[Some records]

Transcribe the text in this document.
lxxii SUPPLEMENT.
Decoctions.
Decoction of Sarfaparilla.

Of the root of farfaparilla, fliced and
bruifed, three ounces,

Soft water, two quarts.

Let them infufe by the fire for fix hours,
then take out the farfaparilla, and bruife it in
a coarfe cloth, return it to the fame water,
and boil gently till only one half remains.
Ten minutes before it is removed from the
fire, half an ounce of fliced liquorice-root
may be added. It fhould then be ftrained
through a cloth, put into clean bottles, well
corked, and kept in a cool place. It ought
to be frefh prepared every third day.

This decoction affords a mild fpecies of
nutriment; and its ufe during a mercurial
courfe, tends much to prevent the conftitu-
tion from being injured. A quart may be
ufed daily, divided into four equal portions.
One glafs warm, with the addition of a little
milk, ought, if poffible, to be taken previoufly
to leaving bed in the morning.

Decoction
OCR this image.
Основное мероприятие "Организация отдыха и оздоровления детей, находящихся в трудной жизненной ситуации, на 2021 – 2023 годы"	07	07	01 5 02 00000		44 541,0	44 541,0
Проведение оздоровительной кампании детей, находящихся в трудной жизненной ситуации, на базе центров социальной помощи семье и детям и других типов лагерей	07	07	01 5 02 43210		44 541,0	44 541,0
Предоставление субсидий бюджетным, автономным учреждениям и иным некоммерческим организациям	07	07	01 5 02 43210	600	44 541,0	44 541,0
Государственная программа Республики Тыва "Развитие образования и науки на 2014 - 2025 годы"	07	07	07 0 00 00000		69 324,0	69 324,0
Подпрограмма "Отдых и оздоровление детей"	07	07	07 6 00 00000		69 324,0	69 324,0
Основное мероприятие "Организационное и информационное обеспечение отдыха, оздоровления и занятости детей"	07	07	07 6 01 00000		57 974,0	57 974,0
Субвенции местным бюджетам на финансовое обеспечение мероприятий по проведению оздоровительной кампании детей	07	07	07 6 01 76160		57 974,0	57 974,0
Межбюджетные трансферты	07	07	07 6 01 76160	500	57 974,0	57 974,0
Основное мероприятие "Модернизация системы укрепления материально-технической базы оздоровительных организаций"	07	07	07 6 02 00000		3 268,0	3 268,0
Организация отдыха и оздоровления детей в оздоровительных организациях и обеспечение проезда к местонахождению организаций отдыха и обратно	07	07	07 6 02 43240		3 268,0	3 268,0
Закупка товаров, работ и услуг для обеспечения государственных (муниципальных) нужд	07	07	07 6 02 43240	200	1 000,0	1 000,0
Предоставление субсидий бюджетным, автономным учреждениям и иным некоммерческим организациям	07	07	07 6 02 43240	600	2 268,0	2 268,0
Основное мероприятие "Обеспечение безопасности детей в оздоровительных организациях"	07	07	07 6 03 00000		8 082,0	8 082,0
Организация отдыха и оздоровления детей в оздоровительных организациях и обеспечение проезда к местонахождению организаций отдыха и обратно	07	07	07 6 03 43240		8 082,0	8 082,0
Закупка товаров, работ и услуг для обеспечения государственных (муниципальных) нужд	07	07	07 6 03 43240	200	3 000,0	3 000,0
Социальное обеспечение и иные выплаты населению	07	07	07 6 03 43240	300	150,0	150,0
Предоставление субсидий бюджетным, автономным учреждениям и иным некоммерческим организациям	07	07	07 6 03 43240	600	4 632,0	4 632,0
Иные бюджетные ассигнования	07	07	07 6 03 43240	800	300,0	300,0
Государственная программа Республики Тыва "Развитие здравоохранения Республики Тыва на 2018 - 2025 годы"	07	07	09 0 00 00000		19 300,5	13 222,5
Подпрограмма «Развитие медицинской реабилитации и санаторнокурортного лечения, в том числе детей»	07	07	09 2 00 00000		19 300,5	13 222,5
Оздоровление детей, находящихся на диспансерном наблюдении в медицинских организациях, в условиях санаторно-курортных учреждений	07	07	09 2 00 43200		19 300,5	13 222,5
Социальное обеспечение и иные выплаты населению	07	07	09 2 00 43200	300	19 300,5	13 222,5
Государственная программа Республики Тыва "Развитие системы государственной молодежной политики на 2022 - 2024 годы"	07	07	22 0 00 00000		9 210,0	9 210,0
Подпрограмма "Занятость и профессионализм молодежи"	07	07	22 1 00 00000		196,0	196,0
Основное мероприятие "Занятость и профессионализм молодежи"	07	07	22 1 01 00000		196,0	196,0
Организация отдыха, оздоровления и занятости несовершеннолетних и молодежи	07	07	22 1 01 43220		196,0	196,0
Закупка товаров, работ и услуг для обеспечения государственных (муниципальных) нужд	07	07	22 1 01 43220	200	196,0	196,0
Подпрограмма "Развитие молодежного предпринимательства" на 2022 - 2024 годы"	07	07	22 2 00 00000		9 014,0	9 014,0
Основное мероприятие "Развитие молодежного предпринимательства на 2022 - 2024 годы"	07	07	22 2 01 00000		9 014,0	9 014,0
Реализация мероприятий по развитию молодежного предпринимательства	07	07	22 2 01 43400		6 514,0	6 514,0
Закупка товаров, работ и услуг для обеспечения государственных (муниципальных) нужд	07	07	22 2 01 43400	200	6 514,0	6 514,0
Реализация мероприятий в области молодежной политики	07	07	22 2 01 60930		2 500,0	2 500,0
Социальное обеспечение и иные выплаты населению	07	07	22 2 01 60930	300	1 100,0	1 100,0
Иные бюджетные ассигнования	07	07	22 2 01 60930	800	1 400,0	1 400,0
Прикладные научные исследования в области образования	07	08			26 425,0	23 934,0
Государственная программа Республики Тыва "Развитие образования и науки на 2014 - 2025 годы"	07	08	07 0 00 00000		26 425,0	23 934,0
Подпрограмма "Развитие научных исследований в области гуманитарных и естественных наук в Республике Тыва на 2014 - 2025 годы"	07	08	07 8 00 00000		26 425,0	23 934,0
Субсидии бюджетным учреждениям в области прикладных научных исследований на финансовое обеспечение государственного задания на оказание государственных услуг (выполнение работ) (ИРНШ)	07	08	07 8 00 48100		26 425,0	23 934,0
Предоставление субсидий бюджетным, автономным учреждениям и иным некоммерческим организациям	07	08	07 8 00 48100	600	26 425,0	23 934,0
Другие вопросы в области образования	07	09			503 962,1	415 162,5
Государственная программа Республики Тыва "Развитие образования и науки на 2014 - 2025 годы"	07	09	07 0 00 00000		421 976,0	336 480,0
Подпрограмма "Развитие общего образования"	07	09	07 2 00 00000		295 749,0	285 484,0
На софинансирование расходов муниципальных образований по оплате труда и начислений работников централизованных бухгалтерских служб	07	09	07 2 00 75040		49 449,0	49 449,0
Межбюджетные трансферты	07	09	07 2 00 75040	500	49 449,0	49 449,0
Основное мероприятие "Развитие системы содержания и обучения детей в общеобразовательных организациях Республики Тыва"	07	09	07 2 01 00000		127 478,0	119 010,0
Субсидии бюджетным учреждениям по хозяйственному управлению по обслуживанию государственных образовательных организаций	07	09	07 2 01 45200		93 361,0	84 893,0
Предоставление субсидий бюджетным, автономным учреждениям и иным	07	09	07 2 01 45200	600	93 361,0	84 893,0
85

▸ **What you should do**
Output the complete data exactly as written.

▸ **Correct answer**
Transcribe the text in this document.
lxxii SUPPLEMENT.
Decoctions.
Decoction of Sarfaparilla.

Of the root of farfaparilla, fliced and
bruifed, three ounces,

Soft water, two quarts.

Let them infufe by the fire for fix hours,
then take out the farfaparilla, and bruife it in
a coarfe cloth, return it to the fame water,
and boil gently till only one half remains.
Ten minutes before it is removed from the
fire, half an ounce of fliced liquorice-root
may be added. It fhould then be ftrained
through a cloth, put into clean bottles, well
corked, and kept in a cool place. It ought
to be frefh prepared every third day.

This decoction affords a mild fpecies of
nutriment; and its ufe during a mercurial
courfe, tends much to prevent the conftitu-
tion from being injured. A quart may be
ufed daily, divided into four equal portions.
One glafs warm, with the addition of a little
milk, ought, if poffible, to be taken previoufly
to leaving bed in the morning.

Decoction
OCR this image.
Основное мероприятие "Организация отдыха и оздоровления детей, находящихся в трудной жизненной ситуации, на 2021 – 2023 годы"	07	07	01 5 02 00000		44 541,0	44 541,0
Проведение оздоровительной кампании детей, находящихся в трудной жизненной ситуации, на базе центров социальной помощи семье и детям и других типов лагерей	07	07	01 5 02 43210		44 541,0	44 541,0
Предоставление субсидий бюджетным, автономным учреждениям и иным некоммерческим организациям	07	07	01 5 02 43210	600	44 541,0	44 541,0
Государственная программа Республики Тыва "Развитие образования и науки на 2014 - 2025 годы"	07	07	07 0 00 00000		69 324,0	69 324,0
Подпрограмма "Отдых и оздоровление детей"	07	07	07 6 00 00000		69 324,0	69 324,0
Основное мероприятие "Организационное и информационное обеспечение отдыха, оздоровления и занятости детей"	07	07	07 6 01 00000		57 974,0	57 974,0
Субвенции местным бюджетам на финансовое обеспечение мероприятий по проведению оздоровительной кампании детей	07	07	07 6 01 76160		57 974,0	57 974,0
Межбюджетные трансферты	07	07	07 6 01 76160	500	57 974,0	57 974,0
Основное мероприятие "Модернизация системы укрепления материально-технической базы оздоровительных организаций"	07	07	07 6 02 00000		3 268,0	3 268,0
Организация отдыха и оздоровления детей в оздоровительных организациях и обеспечение проезда к местонахождению организаций отдыха и обратно	07	07	07 6 02 43240		3 268,0	3 268,0
Закупка товаров, работ и услуг для обеспечения государственных (муниципальных) нужд	07	07	07 6 02 43240	200	1 000,0	1 000,0
Предоставление субсидий бюджетным, автономным учреждениям и иным некоммерческим организациям	07	07	07 6 02 43240	600	2 268,0	2 268,0
Основное мероприятие "Обеспечение безопасности детей в оздоровительных организациях"	07	07	07 6 03 00000		8 082,0	8 082,0
Организация отдыха и оздоровления детей в оздоровительных организациях и обеспечение проезда к местонахождению организаций отдыха и обратно	07	07	07 6 03 43240		8 082,0	8 082,0
Закупка товаров, работ и услуг для обеспечения государственных (муниципальных) нужд	07	07	07 6 03 43240	200	3 000,0	3 000,0
Социальное обеспечение и иные выплаты населению	07	07	07 6 03 43240	300	150,0	150,0
Предоставление субсидий бюджетным, автономным учреждениям и иным некоммерческим организациям	07	07	07 6 03 43240	600	4 632,0	4 632,0
Иные бюджетные ассигнования	07	07	07 6 03 43240	800	300,0	300,0
Государственная программа Республики Тыва "Развитие здравоохранения Республики Тыва на 2018 - 2025 годы"	07	07	09 0 00 00000		19 300,5	13 222,5
Подпрограмма «Развитие медицинской реабилитации и санаторнокурортного лечения, в том числе детей»	07	07	09 2 00 00000		19 300,5	13 222,5
Оздоровление детей, находящихся на диспансерном наблюдении в медицинских организациях, в условиях санаторно-курортных учреждений	07	07	09 2 00 43200		19 300,5	13 222,5
Социальное обеспечение и иные выплаты населению	07	07	09 2 00 43200	300	19 300,5	13 222,5
Государственная программа Республики Тыва "Развитие системы государственной молодежной политики на 2022 - 2024 годы"	07	07	22 0 00 00000		9 210,0	9 210,0
Подпрограмма "Занятость и профессионализм молодежи"	07	07	22 1 00 00000		196,0	196,0
Основное мероприятие "Занятость и профессионализм молодежи"	07	07	22 1 01 00000		196,0	196,0
Организация отдыха, оздоровления и занятости несовершеннолетних и молодежи	07	07	22 1 01 43220		196,0	196,0
Закупка товаров, работ и услуг для обеспечения государственных (муниципальных) нужд	07	07	22 1 01 43220	200	196,0	196,0
Подпрограмма "Развитие молодежного предпринимательства" на 2022 - 2024 годы"	07	07	22 2 00 00000		9 014,0	9 014,0
Основное мероприятие "Развитие молодежного предпринимательства на 2022 - 2024 годы"	07	07	22 2 01 00000		9 014,0	9 014,0
Реализация мероприятий по развитию молодежного предпринимательства	07	07	22 2 01 43400		6 514,0	6 514,0
Закупка товаров, работ и услуг для обеспечения государственных (муниципальных) нужд	07	07	22 2 01 43400	200	6 514,0	6 514,0
Реализация мероприятий в области молодежной политики	07	07	22 2 01 60930		2 500,0	2 500,0
Социальное обеспечение и иные выплаты населению	07	07	22 2 01 60930	300	1 100,0	1 100,0
Иные бюджетные ассигнования	07	07	22 2 01 60930	800	1 400,0	1 400,0
Прикладные научные исследования в области образования	07	08			26 425,0	23 934,0
Государственная программа Республики Тыва "Развитие образования и науки на 2014 - 2025 годы"	07	08	07 0 00 00000		26 425,0	23 934,0
Подпрограмма "Развитие научных исследований в области гуманитарных и естественных наук в Республике Тыва на 2014 - 2025 годы"	07	08	07 8 00 00000		26 425,0	23 934,0
Субсидии бюджетным учреждениям в области прикладных научных исследований на финансовое обеспечение государственного задания на оказание государственных услуг (выполнение работ) (ИРНШ)	07	08	07 8 00 48100		26 425,0	23 934,0
Предоставление субсидий бюджетным, автономным учреждениям и иным некоммерческим организациям	07	08	07 8 00 48100	600	26 425,0	23 934,0
Другие вопросы в области образования	07	09			503 962,1	415 162,5
Государственная программа Республики Тыва "Развитие образования и науки на 2014 - 2025 годы"	07	09	07 0 00 00000		421 976,0	336 480,0
Подпрограмма "Развитие общего образования"	07	09	07 2 00 00000		295 749,0	285 484,0
На софинансирование расходов муниципальных образований по оплате труда и начислений работников централизованных бухгалтерских служб	07	09	07 2 00 75040		49 449,0	49 449,0
Межбюджетные трансферты	07	09	07 2 00 75040	500	49 449,0	49 449,0
Основное мероприятие "Развитие системы содержания и обучения детей в общеобразовательных организациях Республики Тыва"	07	09	07 2 01 00000		127 478,0	119 010,0
Субсидии бюджетным учреждениям по хозяйственному управлению по обслуживанию государственных образовательных организаций	07	09	07 2 01 45200		93 361,0	84 893,0
Предоставление субсидий бюджетным, автономным учреждениям и иным	07	09	07 2 01 45200	600	93 361,0	84 893,0
85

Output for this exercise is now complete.